■ Aim ■
Find the line that contains "Type out the text in this image."; then retype it and each line after it, exactly, through the final line of the data below.

---- Records for this task

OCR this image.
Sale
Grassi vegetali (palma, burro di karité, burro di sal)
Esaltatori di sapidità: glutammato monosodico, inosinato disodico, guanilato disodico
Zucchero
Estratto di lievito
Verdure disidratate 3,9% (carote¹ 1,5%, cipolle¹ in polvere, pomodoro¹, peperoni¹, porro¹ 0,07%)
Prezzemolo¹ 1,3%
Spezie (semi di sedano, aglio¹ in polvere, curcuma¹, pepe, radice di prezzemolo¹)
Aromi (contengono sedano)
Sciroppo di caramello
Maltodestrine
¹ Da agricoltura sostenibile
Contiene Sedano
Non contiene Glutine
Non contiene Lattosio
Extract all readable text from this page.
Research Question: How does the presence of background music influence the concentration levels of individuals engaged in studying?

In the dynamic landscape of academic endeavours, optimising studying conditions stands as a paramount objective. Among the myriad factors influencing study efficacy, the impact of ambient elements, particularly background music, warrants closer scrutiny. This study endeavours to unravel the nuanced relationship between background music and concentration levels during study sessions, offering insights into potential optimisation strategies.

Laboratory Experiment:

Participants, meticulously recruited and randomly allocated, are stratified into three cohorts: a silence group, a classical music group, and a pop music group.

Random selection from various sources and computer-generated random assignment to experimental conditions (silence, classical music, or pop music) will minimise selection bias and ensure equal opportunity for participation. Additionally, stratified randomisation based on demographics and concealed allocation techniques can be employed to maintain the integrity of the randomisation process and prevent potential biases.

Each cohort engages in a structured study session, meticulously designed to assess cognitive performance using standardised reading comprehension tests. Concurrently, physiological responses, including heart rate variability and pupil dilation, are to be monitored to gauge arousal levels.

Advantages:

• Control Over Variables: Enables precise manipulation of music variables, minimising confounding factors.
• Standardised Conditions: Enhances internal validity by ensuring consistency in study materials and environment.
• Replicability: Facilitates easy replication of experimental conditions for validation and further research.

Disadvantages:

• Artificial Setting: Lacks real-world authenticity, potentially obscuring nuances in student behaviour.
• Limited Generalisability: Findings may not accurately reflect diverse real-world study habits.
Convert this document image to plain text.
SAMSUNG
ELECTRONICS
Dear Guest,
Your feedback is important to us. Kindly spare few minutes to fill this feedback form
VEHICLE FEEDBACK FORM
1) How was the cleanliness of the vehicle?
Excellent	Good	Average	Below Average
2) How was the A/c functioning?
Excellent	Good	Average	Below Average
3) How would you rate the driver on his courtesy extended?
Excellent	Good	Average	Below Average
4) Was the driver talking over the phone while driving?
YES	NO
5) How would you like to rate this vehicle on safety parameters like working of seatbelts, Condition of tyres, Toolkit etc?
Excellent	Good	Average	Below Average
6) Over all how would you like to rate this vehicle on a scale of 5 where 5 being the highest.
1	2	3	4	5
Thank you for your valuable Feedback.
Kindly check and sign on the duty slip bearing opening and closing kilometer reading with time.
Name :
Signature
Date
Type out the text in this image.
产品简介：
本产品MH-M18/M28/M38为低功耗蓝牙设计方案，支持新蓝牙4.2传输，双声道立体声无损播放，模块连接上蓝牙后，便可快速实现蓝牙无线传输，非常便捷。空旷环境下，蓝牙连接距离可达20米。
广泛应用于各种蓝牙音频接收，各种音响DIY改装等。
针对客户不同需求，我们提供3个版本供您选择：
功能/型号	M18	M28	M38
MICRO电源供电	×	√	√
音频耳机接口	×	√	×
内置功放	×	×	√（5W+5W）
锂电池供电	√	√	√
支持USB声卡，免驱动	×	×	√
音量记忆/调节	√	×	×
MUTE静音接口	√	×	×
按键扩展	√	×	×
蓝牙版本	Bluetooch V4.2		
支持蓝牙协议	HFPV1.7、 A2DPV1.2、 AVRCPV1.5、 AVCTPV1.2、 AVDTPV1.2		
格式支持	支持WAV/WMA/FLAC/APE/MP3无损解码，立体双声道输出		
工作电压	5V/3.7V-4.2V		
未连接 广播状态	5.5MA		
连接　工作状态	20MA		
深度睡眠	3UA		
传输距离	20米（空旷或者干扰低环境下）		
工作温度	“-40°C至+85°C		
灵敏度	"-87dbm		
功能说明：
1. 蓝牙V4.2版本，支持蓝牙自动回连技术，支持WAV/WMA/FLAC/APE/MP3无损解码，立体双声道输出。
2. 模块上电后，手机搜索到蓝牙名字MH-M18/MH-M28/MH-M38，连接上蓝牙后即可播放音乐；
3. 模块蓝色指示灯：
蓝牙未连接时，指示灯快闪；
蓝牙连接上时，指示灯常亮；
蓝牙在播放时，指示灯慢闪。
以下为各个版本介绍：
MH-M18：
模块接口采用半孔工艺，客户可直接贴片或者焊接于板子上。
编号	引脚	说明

--------

■ Solved exercise ■
Type out the text in this image.
产品简介：
本产品MH-M18/M28/M38为低功耗蓝牙设计方案，支持新蓝牙4.2传输，双声道立体声无损播放，模块连接上蓝牙后，便可快速实现蓝牙无线传输，非常便捷。空旷环境下，蓝牙连接距离可达20米。
广泛应用于各种蓝牙音频接收，各种音响DIY改装等。
针对客户不同需求，我们提供3个版本供您选择：
功能/型号	M18	M28	M38
MICRO电源供电	×	√	√
音频耳机接口	×	√	×
内置功放	×	×	√（5W+5W）
锂电池供电	√	√	√
支持USB声卡，免驱动	×	×	√
音量记忆/调节	√	×	×
MUTE静音接口	√	×	×
按键扩展	√	×	×
蓝牙版本	Bluetooch V4.2		
支持蓝牙协议	HFPV1.7、 A2DPV1.2、 AVRCPV1.5、 AVCTPV1.2、 AVDTPV1.2		
格式支持	支持WAV/WMA/FLAC/APE/MP3无损解码，立体双声道输出		
工作电压	5V/3.7V-4.2V		
未连接 广播状态	5.5MA		
连接　工作状态	20MA		
深度睡眠	3UA		
传输距离	20米（空旷或者干扰低环境下）		
工作温度	“-40°C至+85°C		
灵敏度	"-87dbm		
功能说明：
1. 蓝牙V4.2版本，支持蓝牙自动回连技术，支持WAV/WMA/FLAC/APE/MP3无损解码，立体双声道输出。
2. 模块上电后，手机搜索到蓝牙名字MH-M18/MH-M28/MH-M38，连接上蓝牙后即可播放音乐；
3. 模块蓝色指示灯：
蓝牙未连接时，指示灯快闪；
蓝牙连接上时，指示灯常亮；
蓝牙在播放时，指示灯慢闪。
以下为各个版本介绍：
MH-M18：
模块接口采用半孔工艺，客户可直接贴片或者焊接于板子上。
编号	引脚	说明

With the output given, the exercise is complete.